* Records shown *
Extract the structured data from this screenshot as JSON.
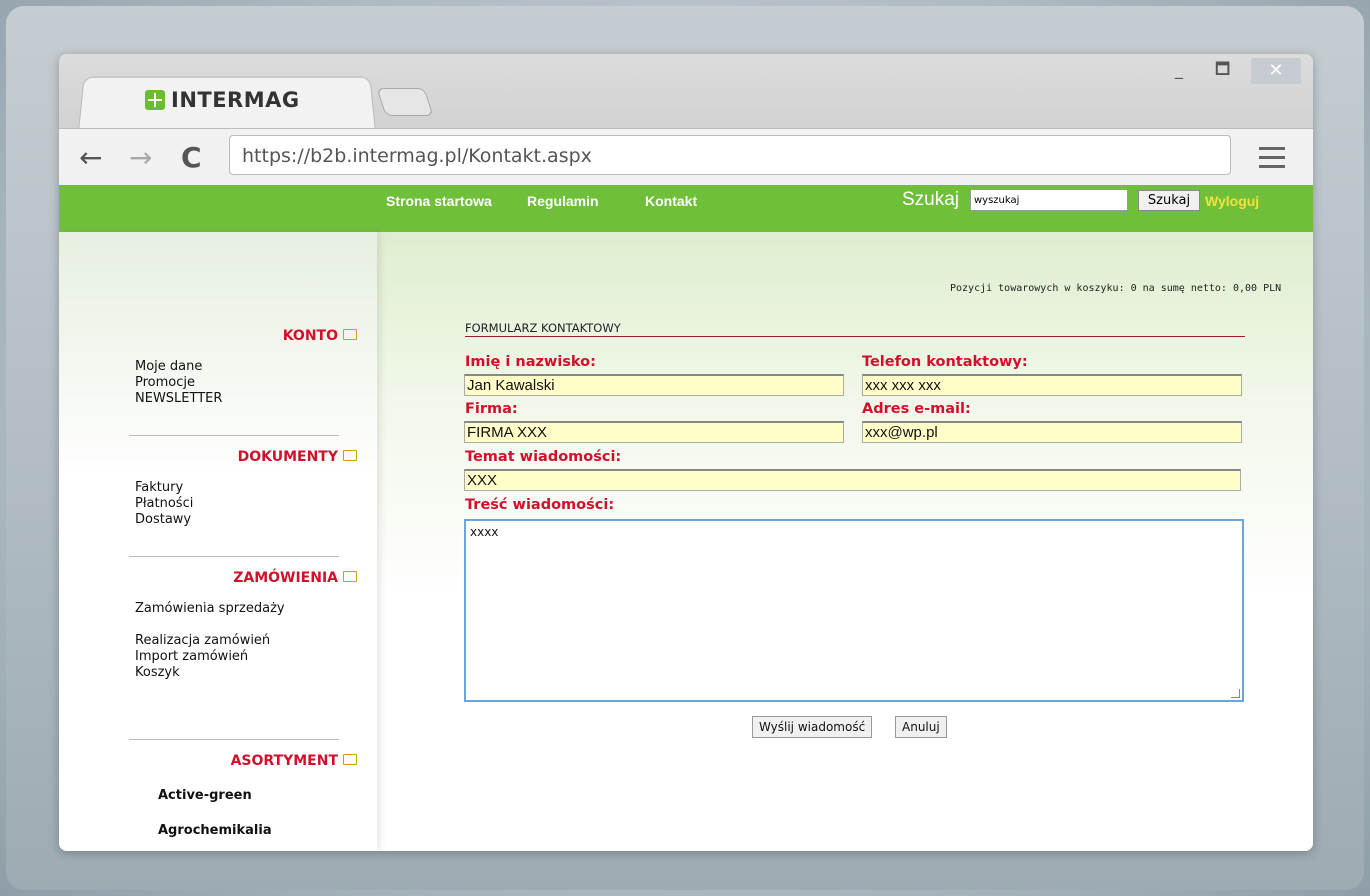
{
  "browser": {
    "tab_logo_text": "INTERMAG",
    "url": "https://b2b.intermag.pl/Kontakt.aspx",
    "min_glyph": "_",
    "max_glyph": "🗖",
    "close_glyph": "✕"
  },
  "nav": {
    "items": [
      "Strona startowa",
      "Regulamin",
      "Kontakt"
    ],
    "search_label": "Szukaj",
    "search_value": "wyszukaj",
    "search_button": "Szukaj",
    "logout": "Wyloguj"
  },
  "sidebar": {
    "sections": [
      {
        "title": "KONTO",
        "links": [
          "Moje dane",
          "Promocje",
          "NEWSLETTER"
        ]
      },
      {
        "title": "DOKUMENTY",
        "links": [
          "Faktury",
          "Płatności",
          "Dostawy"
        ]
      },
      {
        "title": "ZAMÓWIENIA",
        "links": [
          "Zamówienia sprzedaży",
          "Realizacja zamówień",
          "Import zamówień",
          "Koszyk"
        ]
      },
      {
        "title": "ASORTYMENT",
        "links": [
          "Active-green",
          "Agrochemikalia"
        ]
      }
    ]
  },
  "main": {
    "cart_info": "Pozycji towarowych w koszyku: 0 na sumę netto: 0,00 PLN",
    "form_title": "FORMULARZ KONTAKTOWY",
    "fields": {
      "name_label": "Imię i nazwisko:",
      "name_value": "Jan Kawalski",
      "phone_label": "Telefon kontaktowy:",
      "phone_value": "xxx xxx xxx",
      "company_label": "Firma:",
      "company_value": "FIRMA XXX",
      "email_label": "Adres e-mail:",
      "email_value": "xxx@wp.pl",
      "subject_label": "Temat wiadomości:",
      "subject_value": "XXX",
      "message_label": "Treść wiadomości:",
      "message_value": "xxxx"
    },
    "send_button": "Wyślij wiadomość",
    "cancel_button": "Anuluj"
  },
  "colors": {
    "nav_green": "#70bf3a",
    "accent_red": "#d0112b",
    "input_yellow": "#fffec8",
    "logout_yellow": "#f4e23a"
  }
}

* Task requirements *
Repeat each entry precisely as it appears. Leave the pictures out.

* Solved problem *
Extract the structured data from this screenshot as JSON.
{
  "browser": {
    "tab_logo_text": "INTERMAG",
    "url": "https://b2b.intermag.pl/Kontakt.aspx",
    "min_glyph": "_",
    "max_glyph": "🗖",
    "close_glyph": "✕"
  },
  "nav": {
    "items": [
      "Strona startowa",
      "Regulamin",
      "Kontakt"
    ],
    "search_label": "Szukaj",
    "search_value": "wyszukaj",
    "search_button": "Szukaj",
    "logout": "Wyloguj"
  },
  "sidebar": {
    "sections": [
      {
        "title": "KONTO",
        "links": [
          "Moje dane",
          "Promocje",
          "NEWSLETTER"
        ]
      },
      {
        "title": "DOKUMENTY",
        "links": [
          "Faktury",
          "Płatności",
          "Dostawy"
        ]
      },
      {
        "title": "ZAMÓWIENIA",
        "links": [
          "Zamówienia sprzedaży",
          "Realizacja zamówień",
          "Import zamówień",
          "Koszyk"
        ]
      },
      {
        "title": "ASORTYMENT",
        "links": [
          "Active-green",
          "Agrochemikalia"
        ]
      }
    ]
  },
  "main": {
    "cart_info": "Pozycji towarowych w koszyku: 0 na sumę netto: 0,00 PLN",
    "form_title": "FORMULARZ KONTAKTOWY",
    "fields": {
      "name_label": "Imię i nazwisko:",
      "name_value": "Jan Kawalski",
      "phone_label": "Telefon kontaktowy:",
      "phone_value": "xxx xxx xxx",
      "company_label": "Firma:",
      "company_value": "FIRMA XXX",
      "email_label": "Adres e-mail:",
      "email_value": "xxx@wp.pl",
      "subject_label": "Temat wiadomości:",
      "subject_value": "XXX",
      "message_label": "Treść wiadomości:",
      "message_value": "xxxx"
    },
    "send_button": "Wyślij wiadomość",
    "cancel_button": "Anuluj"
  },
  "colors": {
    "nav_green": "#70bf3a",
    "accent_red": "#d0112b",
    "input_yellow": "#fffec8",
    "logout_yellow": "#f4e23a"
  }
}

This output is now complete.